▶ [AIM OF THE EXERCISE] Extract, from the records beneath this instruction, each line that contains the word "color".

(Figure record extracts)
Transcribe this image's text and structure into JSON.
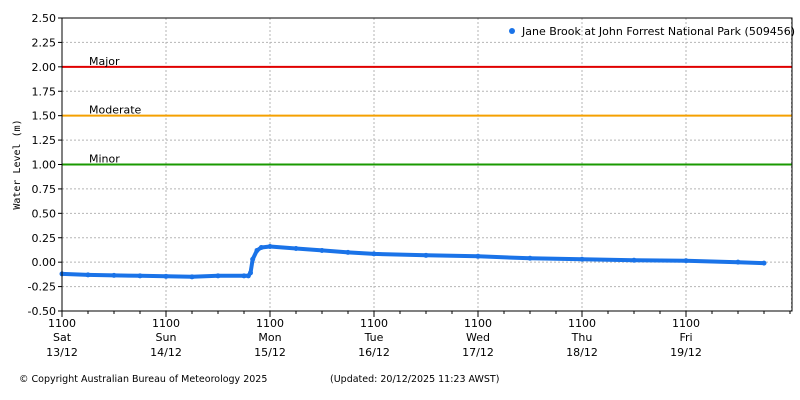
{
  "chart_data": {
    "type": "line",
    "title": "",
    "ylabel": "Water Level (m)",
    "ylim": [
      -0.5,
      2.5
    ],
    "yticks": [
      "2.50",
      "2.25",
      "2.00",
      "1.75",
      "1.50",
      "1.25",
      "1.00",
      "0.75",
      "0.50",
      "0.25",
      "0.00",
      "-0.25",
      "-0.50"
    ],
    "grid": true,
    "legend_position": "top-right",
    "series": [
      {
        "name": "Jane Brook at John Forrest National Park (509456)",
        "color": "#1a73e8",
        "x_hours": [
          0,
          6,
          12,
          18,
          24,
          30,
          36,
          42,
          43,
          43.5,
          44,
          45,
          46,
          48,
          54,
          60,
          66,
          72,
          84,
          96,
          108,
          120,
          132,
          144,
          156,
          162
        ],
        "values": [
          -0.12,
          -0.13,
          -0.135,
          -0.14,
          -0.145,
          -0.15,
          -0.14,
          -0.14,
          -0.14,
          -0.11,
          0.03,
          0.12,
          0.15,
          0.16,
          0.14,
          0.12,
          0.1,
          0.085,
          0.07,
          0.06,
          0.04,
          0.03,
          0.02,
          0.015,
          0.0,
          -0.01
        ]
      }
    ],
    "reference_lines": [
      {
        "label": "Major",
        "value": 2.0,
        "color": "#e00000"
      },
      {
        "label": "Moderate",
        "value": 1.5,
        "color": "#f5a000"
      },
      {
        "label": "Minor",
        "value": 1.0,
        "color": "#1a9a00"
      }
    ],
    "x_ticks": [
      {
        "time": "1100",
        "day": "Sat",
        "date": "13/12"
      },
      {
        "time": "1100",
        "day": "Sun",
        "date": "14/12"
      },
      {
        "time": "1100",
        "day": "Mon",
        "date": "15/12"
      },
      {
        "time": "1100",
        "day": "Tue",
        "date": "16/12"
      },
      {
        "time": "1100",
        "day": "Wed",
        "date": "17/12"
      },
      {
        "time": "1100",
        "day": "Thu",
        "date": "18/12"
      },
      {
        "time": "1100",
        "day": "Fri",
        "date": "19/12"
      }
    ]
  },
  "footer": {
    "copyright": "© Copyright Australian Bureau of Meteorology 2025",
    "updated": "(Updated: 20/12/2025 11:23 AWST)"
  }
}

▶ [RESULT OF THIS EXERCISE]
        "color": "#1a73e8",
        "color": "#e00000"
        "color": "#f5a000"
        "color": "#1a9a00"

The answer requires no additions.